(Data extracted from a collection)
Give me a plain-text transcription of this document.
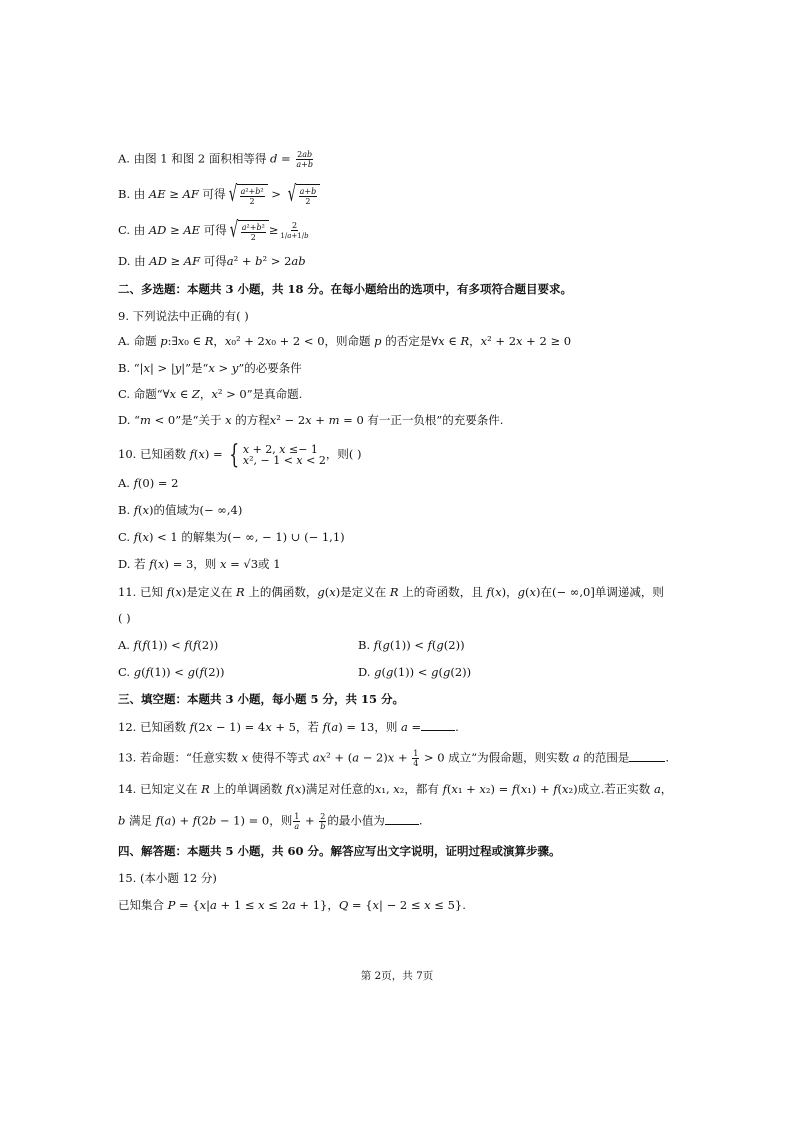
A. 由图 1 和图 2 面积相等得 $d = \frac{2ab}{a+b}$
B. 由 AE ≥ AF 可得 √ $\frac{\text{a²+b²}}{2}$ > √ $\frac{a+b}{2}$
C. 由 AD ≥ AE 可得 √ $\frac{\text{a²+b²}}{2} \ge \frac{2}{1/a+1/b}$
D. 由 AD ≥ AF 可得a² + b² > 2ab
二、多选题：本题共 3 小题，共 18 分。在每小题给出的选项中，有多项符合题目要求。
9. 下列说法中正确的有( )
A. 命题 p:∃x₀ ∈ R，x₀² + 2x₀ + 2 < 0，则命题 p 的否定是∀x ∈ R，x² + 2x + 2 ≥ 0
B. “|x| > |y|”是“x > y”的必要条件
C. 命题“∀x ∈ Z，x² > 0”是真命题.
D. “m < 0”是“关于 x 的方程x² − 2x + m = 0 有一正一负根”的充要条件.
10. 已知函数 f(x) = { x + 2, x ≤− 1
x², − 1 < x < 2 ，则( )
A. f(0) = 2
B. f(x)的值域为(− ∞,4)
C. f(x) < 1 的解集为(− ∞, − 1) ∪ (− 1,1)
D. 若 f(x) = 3，则 x = √3或 1
11. 已知 f(x)是定义在 R 上的偶函数，g(x)是定义在 R 上的奇函数，且 f(x)，g(x)在(− ∞,0]单调递减，则
( )
A. f(f(1)) < f(f(2))	B. f(g(1)) < f(g(2))
C. g(f(1)) < g(f(2))	D. g(g(1)) < g(g(2))
三、填空题：本题共 3 小题，每小题 5 分，共 15 分。
12. 已知函数 f(2x − 1) = 4x + 5，若 f(a) = 13，则 a =	.
13. 若命题：“任意实数 x 使得不等式 $ax^2 + (a - 2)x + \frac{1}{4} > 0$ 成立”为假命题，则实数 a 的范围是	.
14. 已知定义在 R 上的单调函数 f(x)满足对任意的x₁, x₂，都有 f(x₁ + x₂) = f(x₁) + f(x₂)成立.若正实数 a，
b 满足 f(a) + f(2b − 1) = 0，则 $\frac{1}{a} + \frac{2}{b}$ 的最小值为	.
四、解答题：本题共 5 小题，共 60 分。解答应写出文字说明，证明过程或演算步骤。
15. (本小题 12 分)
已知集合 P = {x|a + 1 ≤ x ≤ 2a + 1}，Q = {x| − 2 ≤ x ≤ 5}.
第 2页，共 7页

WRITTEN INSTRUCTION. Copy all the lines above that hold the string "已知函数".

EXERCISE ANSWER.
10. 已知函数 f(x) = { x + 2, x ≤− 1
12. 已知函数 f(2x − 1) = 4x + 5，若 f(a) = 13，则 a =	.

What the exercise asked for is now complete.